_Trecho apresentado:_
##########
É interessante notar, durante a conversa sobre a guarda, o instante em que ela vê a manga de sua camisa desce, revelando uma tatuagem e ela rapidamente puxa a roupa de volta para cobri-la. Só depois que descobrimos o conteúdo da tatuagem, a frase “Love me tender” (nome de uma música de Elvis), que parece revelar que um dia ela partilhou da paixão por Elvis de seu ex-marido e sua agilidade em cobrir a frase indicaria uma parcela de arrependimento ou amargura por ter acreditado nas fantasias de Carlos.
##########
_Dados fornecidos:_

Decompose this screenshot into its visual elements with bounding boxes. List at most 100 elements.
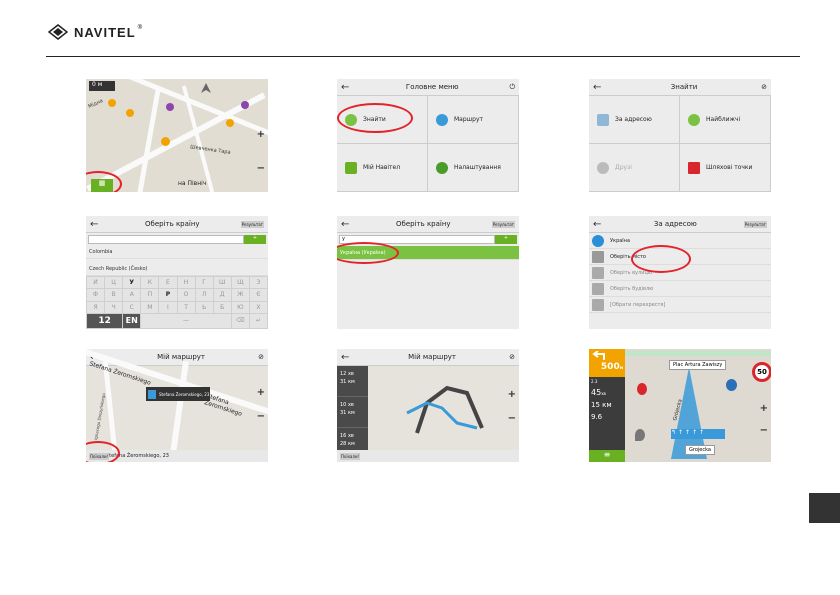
##########
_Responda ao seguinte:_
a) Com base no trecho sobre a tatuagem, responda:
(i) O que fica à mostra quando a manga da camisa desce?
(ii) Que frase está escrita na tatuagem?
(iii) De quem era a paixão por Elvis?
b) Indique se cada afirmação concorda com o trecho sobre a tatuagem e cite as palavras do trecho que decidem a resposta.
(i) O conteúdo da tatuagem é conhecido no mesmo instante em que a manga desce.
(ii) "Love me tender" é o nome de uma música de Elvis.
(iii) Ela deixa a tatuagem à vista depois que a manga desce.
c) Prossiga com o trecho sobre a tatuagem a partir do ponto em que ele termina.

_Respostas do exercício:_
a)
(i) Uma tatuagem.
(ii) "Love me tender".
(iii) Do ex-marido dela.

b)
(i) Não: "Só depois que descobrimos o conteúdo da tatuagem".
(ii) Sim: "nome de uma música de Elvis".
(iii) Não: "ela rapidamente puxa a roupa de volta para cobri-la".

c)
A necessidade de escolher entre sua vida real e sua fantasia de Elvis vai se impondo cada vez mais ao personagem, principalmente quando Alejandra se fere em um acidente e ele fica responsável pela filha. Tudo parece caminhar para que o protagonista passe a enfrentar a sua própria vida, mas conforme sua mulher melhora, ele decide seguir seu sonho de sair em turnê. Seu último ato de tentar se aproximar do ídolo é ao mesmo tempo trágico e lírico, dimensões potencializadas pelo uso da canção “Hallelujah” na voz, é claro, de Elvis Presley.
O Último Elvis revela-se um belo e sensível estudo de personagem, mostrando os problemas que podem ocorrer quando nossas fantasias tomam conta de nossas vidas.